Job:
Retype all of the listing exactly, passing over any picture you find.
* BEGIN Available records *
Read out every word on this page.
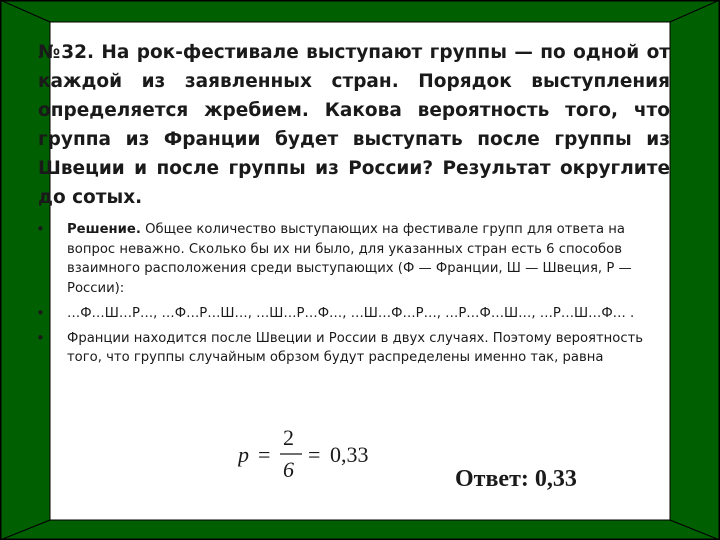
№32. На рок-фестивале выступают группы — по одной от каждой из заявленных стран. Порядок выступления определяется жребием. Какова вероятность того, что группа из Франции будет выступать после группы из Швеции и после группы из России? Результат округлите до сотых.
• Решение. Общее количество выступающих на фестивале групп для ответа на вопрос неважно. Сколько бы их ни было, для указанных стран есть 6 способов взаимного расположения среди выступающих (Ф — Франции, Ш — Швеция, Р — России):
• …Ф…Ш…Р…, …Ф…Р…Ш…, …Ш…Р…Ф…, …Ш…Ф…Р…, …Р…Ф…Ш…, …Р…Ш…Ф… .
• Франции находится после Швеции и России в двух случаях. Поэтому вероятность того, что группы случайным обрзом будут распределены именно так, равна
p =
2
6
= 0,33
Ответ: 0,33
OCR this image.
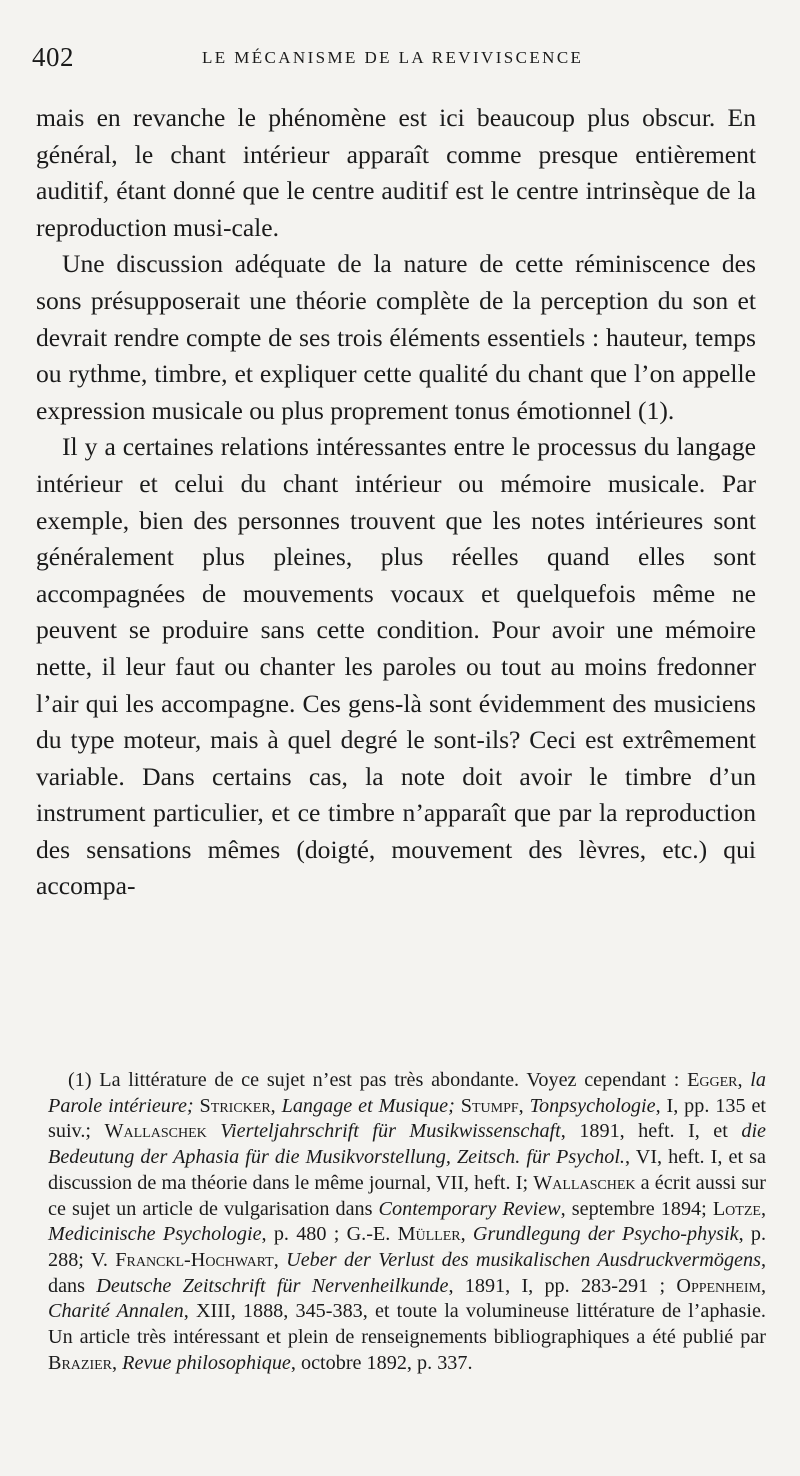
402	LE MÉCANISME DE LA REVIVISCENCE

mais en revanche le phénomène est ici beaucoup plus obscur. En général, le chant intérieur apparaît comme presque entièrement auditif, étant donné que le centre auditif est le centre intrinsèque de la reproduction musi-cale.

Une discussion adéquate de la nature de cette réminiscence des sons présupposerait une théorie complète de la perception du son et devrait rendre compte de ses trois éléments essentiels : hauteur, temps ou rythme, timbre, et expliquer cette qualité du chant que l’on appelle expression musicale ou plus proprement tonus émotionnel (1).

Il y a certaines relations intéressantes entre le processus du langage intérieur et celui du chant intérieur ou mémoire musicale. Par exemple, bien des personnes trouvent que les notes intérieures sont généralement plus pleines, plus réelles quand elles sont accompagnées de mouvements vocaux et quelquefois même ne peuvent se produire sans cette condition. Pour avoir une mémoire nette, il leur faut ou chanter les paroles ou tout au moins fredonner l’air qui les accompagne. Ces gens-là sont évidemment des musiciens du type moteur, mais à quel degré le sont-ils? Ceci est extrêmement variable. Dans certains cas, la note doit avoir le timbre d’un instrument particulier, et ce timbre n’apparaît que par la reproduction des sensations mêmes (doigté, mouvement des lèvres, etc.) qui accompa-

(1) La littérature de ce sujet n’est pas très abondante. Voyez cependant : Egger, la Parole intérieure; Stricker, Langage et Musique; Stumpf, Tonpsychologie, I, pp. 135 et suiv.; Wallaschek Vierteljahrschrift für Musikwissenschaft, 1891, heft. I, et die Bedeutung der Aphasia für die Musikvorstellung, Zeitsch. für Psychol., VI, heft. I, et sa discussion de ma théorie dans le même journal, VII, heft. I; Wallaschek a écrit aussi sur ce sujet un article de vulgarisation dans Contemporary Review, septembre 1894; Lotze, Medicinische Psychologie, p. 480 ; G.-E. Müller, Grundlegung der Psycho-physik, p. 288; V. Franckl-Hochwart, Ueber der Verlust des musikalischen Ausdruckvermögens, dans Deutsche Zeitschrift für Nervenheilkunde, 1891, I, pp. 283-291 ; Oppenheim, Charité Annalen, XIII, 1888, 345-383, et toute la volumineuse littérature de l’aphasie. Un article très intéressant et plein de renseignements bibliographiques a été publié par Brazier, Revue philosophique, octobre 1892, p. 337.
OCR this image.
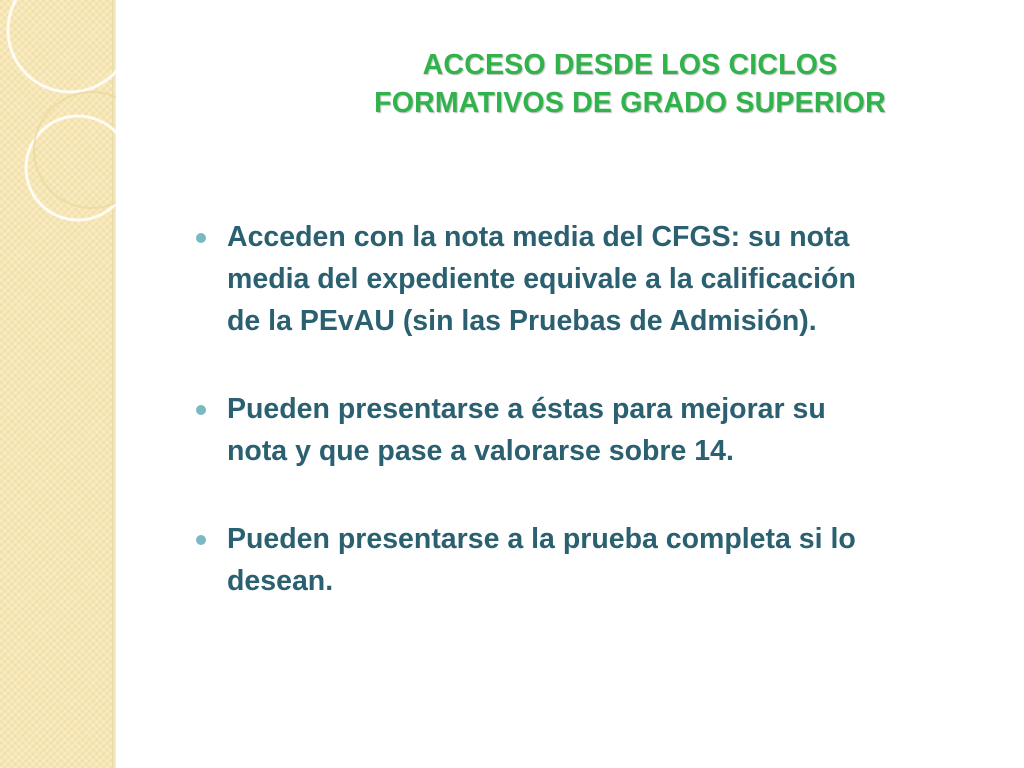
ACCESO DESDE LOS CICLOS
FORMATIVOS DE GRADO SUPERIOR
Acceden con la nota media del CFGS: su nota
media del expediente equivale a la calificación
de la PEvAU (sin las Pruebas de Admisión).
Pueden presentarse a éstas para mejorar su
nota y que pase a valorarse sobre 14.
Pueden presentarse a la prueba completa si lo
desean.
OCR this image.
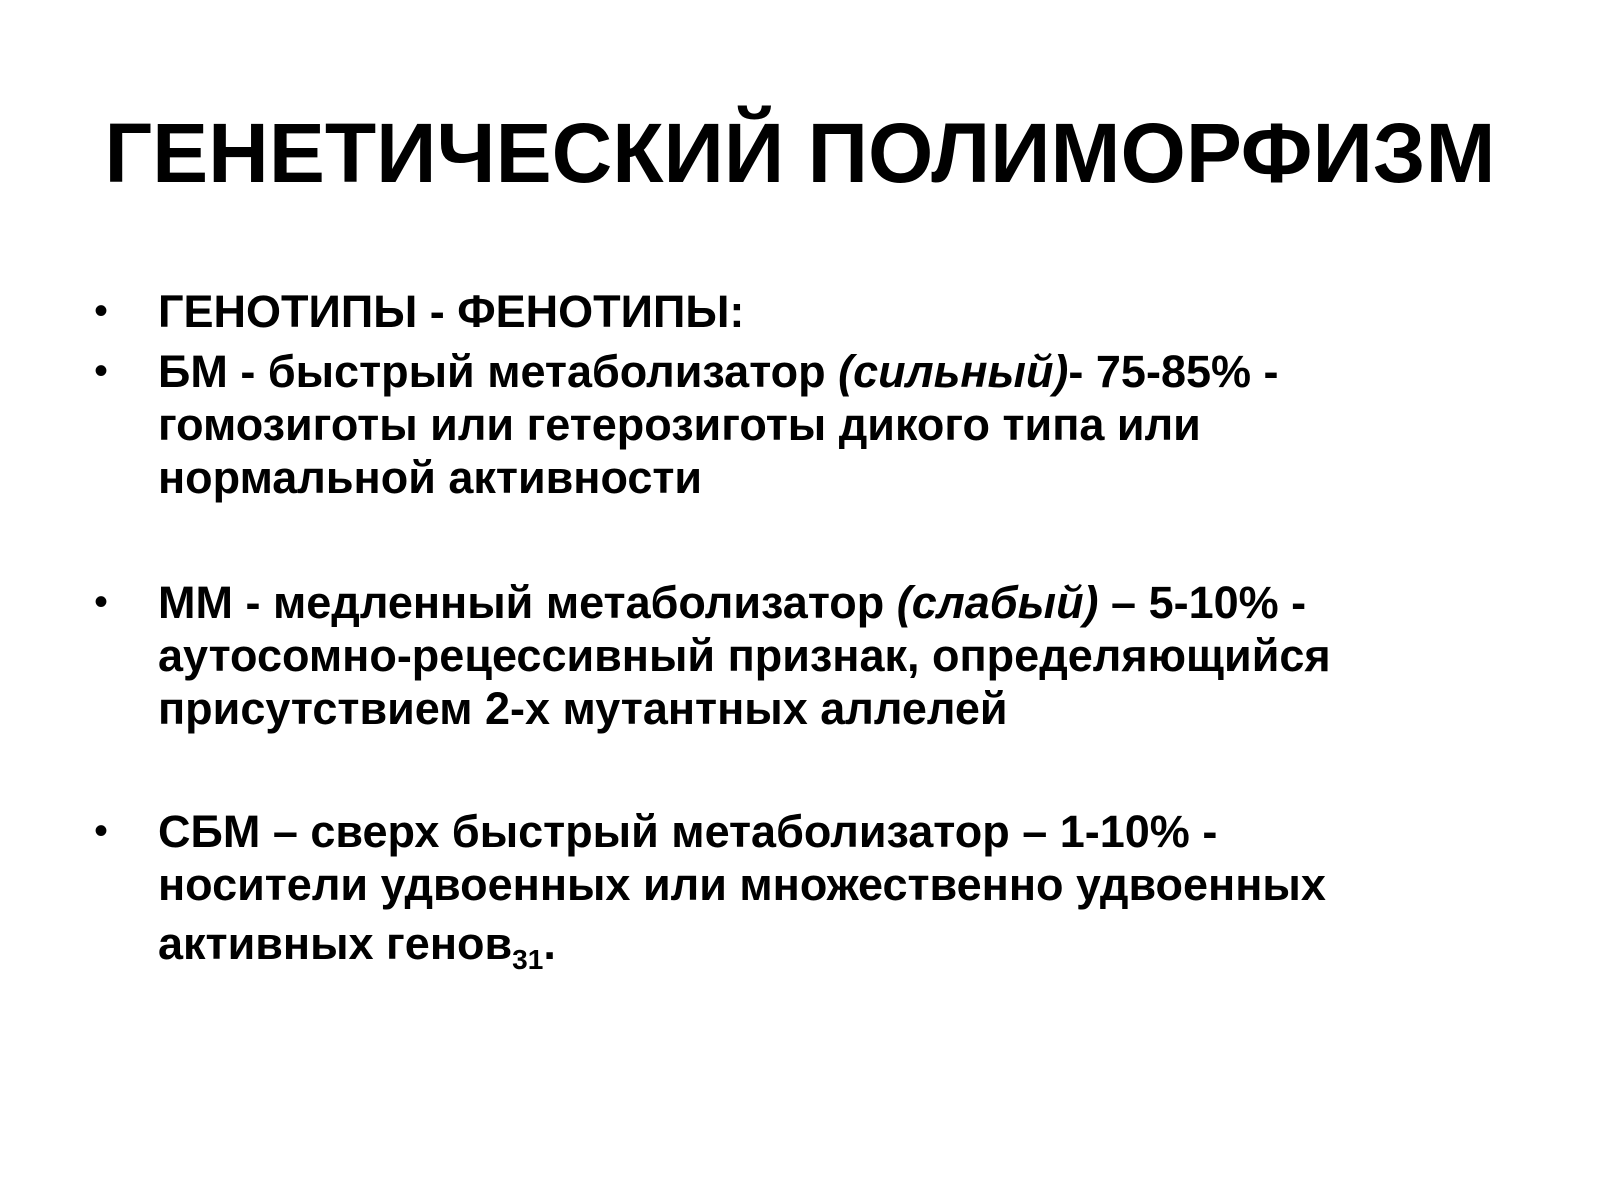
ГЕНЕТИЧЕСКИЙ ПОЛИМОРФИЗМ
•	ГЕНОТИПЫ - ФЕНОТИПЫ:
•	БМ - быстрый метаболизатор (сильный)- 75-85% -
гомозиготы или гетерозиготы дикого типа или
нормальной активности
•	ММ - медленный метаболизатор (слабый) – 5-10% -
аутосомно-рецессивный признак, определяющийся
присутствием 2-х мутантных аллелей
•	СБМ – сверх быстрый метаболизатор – 1-10% -
носители удвоенных или множественно удвоенных
активных генов$_{31}$.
* END Available records *
Final result:
Read out every word on this page.
№32. На рок-фестивале выступают группы — по одной от каждой из заявленных стран. Порядок выступления определяется жребием. Какова вероятность того, что группа из Франции будет выступать после группы из Швеции и после группы из России? Результат округлите до сотых.
• Решение. Общее количество выступающих на фестивале групп для ответа на вопрос неважно. Сколько бы их ни было, для указанных стран есть 6 способов взаимного расположения среди выступающих (Ф — Франции, Ш — Швеция, Р — России):
• …Ф…Ш…Р…, …Ф…Р…Ш…, …Ш…Р…Ф…, …Ш…Ф…Р…, …Р…Ф…Ш…, …Р…Ш…Ф… .
• Франции находится после Швеции и России в двух случаях. Поэтому вероятность того, что группы случайным обрзом будут распределены именно так, равна
p =
2
6
= 0,33
Ответ: 0,33
OCR this image.
402	LE MÉCANISME DE LA REVIVISCENCE

mais en revanche le phénomène est ici beaucoup plus obscur. En général, le chant intérieur apparaît comme presque entièrement auditif, étant donné que le centre auditif est le centre intrinsèque de la reproduction musi-cale.

Une discussion adéquate de la nature de cette réminiscence des sons présupposerait une théorie complète de la perception du son et devrait rendre compte de ses trois éléments essentiels : hauteur, temps ou rythme, timbre, et expliquer cette qualité du chant que l’on appelle expression musicale ou plus proprement tonus émotionnel (1).

Il y a certaines relations intéressantes entre le processus du langage intérieur et celui du chant intérieur ou mémoire musicale. Par exemple, bien des personnes trouvent que les notes intérieures sont généralement plus pleines, plus réelles quand elles sont accompagnées de mouvements vocaux et quelquefois même ne peuvent se produire sans cette condition. Pour avoir une mémoire nette, il leur faut ou chanter les paroles ou tout au moins fredonner l’air qui les accompagne. Ces gens-là sont évidemment des musiciens du type moteur, mais à quel degré le sont-ils? Ceci est extrêmement variable. Dans certains cas, la note doit avoir le timbre d’un instrument particulier, et ce timbre n’apparaît que par la reproduction des sensations mêmes (doigté, mouvement des lèvres, etc.) qui accompa-

(1) La littérature de ce sujet n’est pas très abondante. Voyez cependant : Egger, la Parole intérieure; Stricker, Langage et Musique; Stumpf, Tonpsychologie, I, pp. 135 et suiv.; Wallaschek Vierteljahrschrift für Musikwissenschaft, 1891, heft. I, et die Bedeutung der Aphasia für die Musikvorstellung, Zeitsch. für Psychol., VI, heft. I, et sa discussion de ma théorie dans le même journal, VII, heft. I; Wallaschek a écrit aussi sur ce sujet un article de vulgarisation dans Contemporary Review, septembre 1894; Lotze, Medicinische Psychologie, p. 480 ; G.-E. Müller, Grundlegung der Psycho-physik, p. 288; V. Franckl-Hochwart, Ueber der Verlust des musikalischen Ausdruckvermögens, dans Deutsche Zeitschrift für Nervenheilkunde, 1891, I, pp. 283-291 ; Oppenheim, Charité Annalen, XIII, 1888, 345-383, et toute la volumineuse littérature de l’aphasie. Un article très intéressant et plein de renseignements bibliographiques a été publié par Brazier, Revue philosophique, octobre 1892, p. 337.
OCR this image.
ACCESO DESDE LOS CICLOS
FORMATIVOS DE GRADO SUPERIOR
Acceden con la nota media del CFGS: su nota
media del expediente equivale a la calificación
de la PEvAU (sin las Pruebas de Admisión).
Pueden presentarse a éstas para mejorar su
nota y que pase a valorarse sobre 14.
Pueden presentarse a la prueba completa si lo
desean.
OCR this image.
ГЕНЕТИЧЕСКИЙ ПОЛИМОРФИЗМ
•	ГЕНОТИПЫ - ФЕНОТИПЫ:
•	БМ - быстрый метаболизатор (сильный)- 75-85% -
гомозиготы или гетерозиготы дикого типа или
нормальной активности
•	ММ - медленный метаболизатор (слабый) – 5-10% -
аутосомно-рецессивный признак, определяющийся
присутствием 2-х мутантных аллелей
•	СБМ – сверх быстрый метаболизатор – 1-10% -
носители удвоенных или множественно удвоенных
активных генов$_{31}$.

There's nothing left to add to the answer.